Your objective: Keep only those lines of the records that include the string "Magg".

— Start of Material to process —

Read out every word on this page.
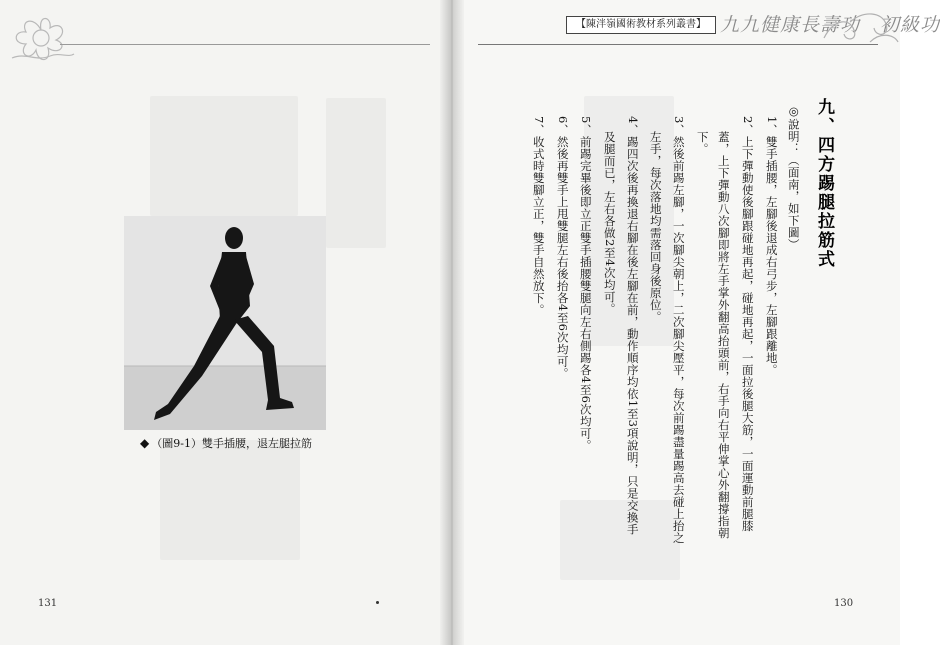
【陳泮嶺國術教材系列叢書】 九九健康長壽功　初級功
◆ （圖9-1）雙手插腰，退左腿拉筋
九、四方踢腿拉筋式
◎說明：（面南，如下圖）
1、雙手插腰，左腳後退成右弓步，左腳跟離地。
2、上下彈動使後腳跟碰地再起，碰地再起，一面拉後腿大筋，一面運動前腿膝
蓋，上下彈動八次腳即將左手掌外翻高抬頭前，右手向右平伸掌心外翻撐指朝
下。
3、然後前踢左腳，一次腳尖朝上，二次腳尖壓平，每次前踢盡量踢高去碰上抬之
左手，每次落地均需落回身後原位。
4、踢四次後再換退右腳在後左腳在前，動作順序均依1至3項說明，只是交換手
及腿而已，左右各做2至4次均可。
5、前踢完畢後即立正雙手插腰雙腿向左右側踢各4至6次均可。
6、然後再雙手上甩雙腿左右後抬各4至6次均可。
7、收式時雙腳立正，雙手自然放下。
131	130
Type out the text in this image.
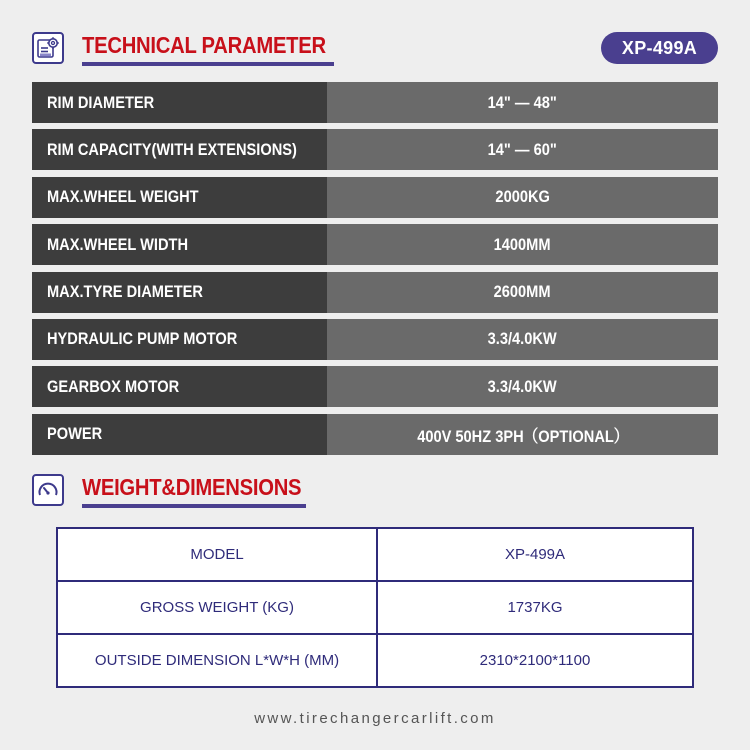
TECHNICAL PARAMETER	XP-499A
RIM DIAMETER	14" — 48"
RIM CAPACITY(WITH EXTENSIONS)	14" — 60"
MAX.WHEEL WEIGHT	2000KG
MAX.WHEEL WIDTH	1400MM
MAX.TYRE DIAMETER	2600MM
HYDRAULIC PUMP MOTOR	3.3/4.0KW
GEARBOX MOTOR	3.3/4.0KW
POWER	400V 50HZ 3PH（OPTIONAL）
WEIGHT&DIMENSIONS
MODEL	XP-499A
GROSS WEIGHT (KG)	1737KG
OUTSIDE DIMENSION L*W*H (MM)	2310*2100*1100
www.tirechangercarlift.com
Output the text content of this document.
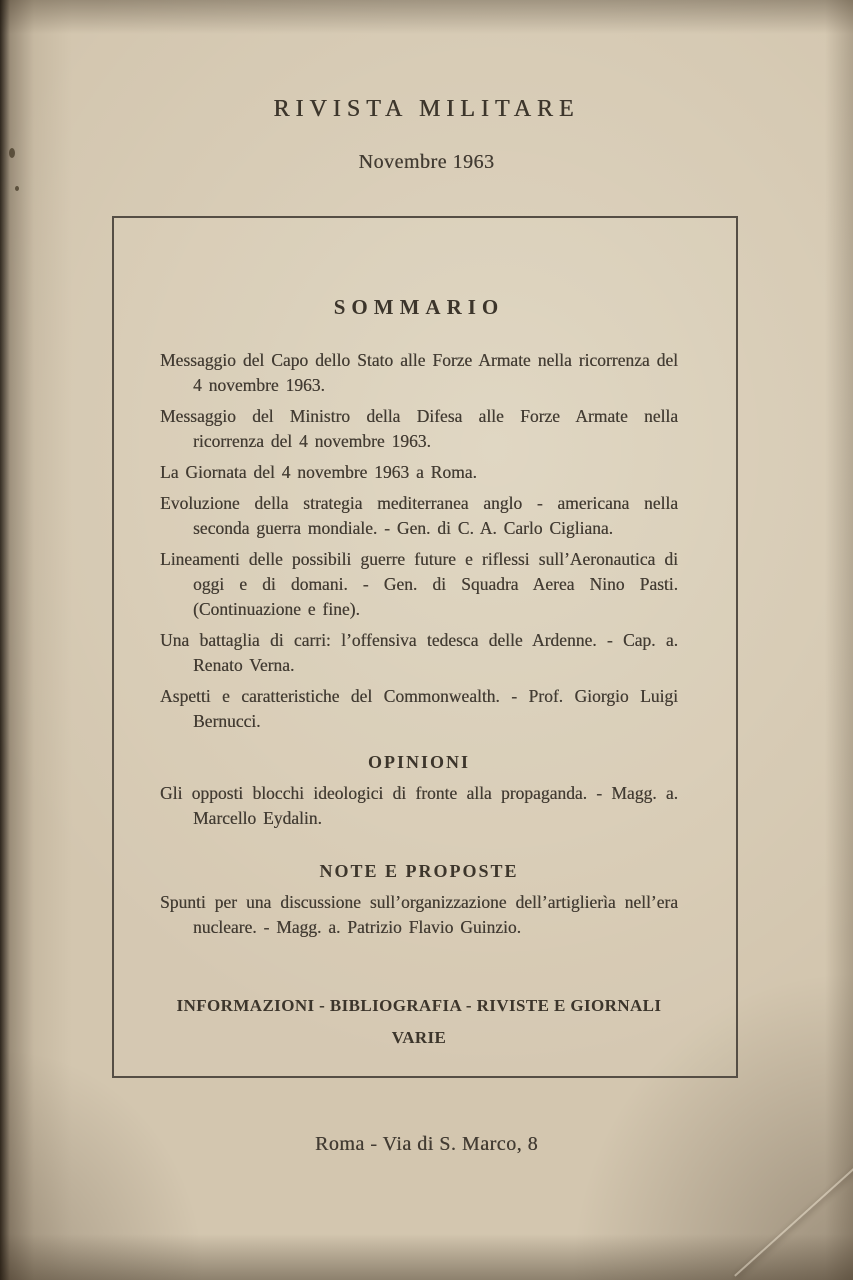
RIVISTA MILITARE
Novembre 1963
SOMMARIO

Messaggio del Capo dello Stato alle Forze Armate nella ricorrenza del 4 novembre 1963.

Messaggio del Ministro della Difesa alle Forze Armate nella ricorrenza del 4 novembre 1963.

La Giornata del 4 novembre 1963 a Roma.

Evoluzione della strategia mediterranea anglo - americana nella seconda guerra mondiale. - Gen. di C. A. Carlo Cigliana.

Lineamenti delle possibili guerre future e riflessi sull’Aeronautica di oggi e di domani. - Gen. di Squadra Aerea Nino Pasti. (Continuazione e fine).

Una battaglia di carri: l’offensiva tedesca delle Ardenne. - Cap. a. Renato Verna.

Aspetti e caratteristiche del Commonwealth. - Prof. Giorgio Luigi Bernucci.

OPINIONI

Gli opposti blocchi ideologici di fronte alla propaganda. - Magg. a. Marcello Eydalin.

NOTE E PROPOSTE

Spunti per una discussione sull’organizzazione dell’artiglierìa nell’era nucleare. - Magg. a. Patrizio Flavio Guinzio.

INFORMAZIONI - BIBLIOGRAFIA - RIVISTE E GIORNALI
VARIE
Roma - Via di S. Marco, 8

— End of Material to process —

Response:
Gli opposti blocchi ideologici di fronte alla propaganda. - Magg. a. Marcello Eydalin.
Spunti per una discussione sull’organizzazione dell’artiglierìa nell’era nucleare. - Magg. a. Patrizio Flavio Guinzio.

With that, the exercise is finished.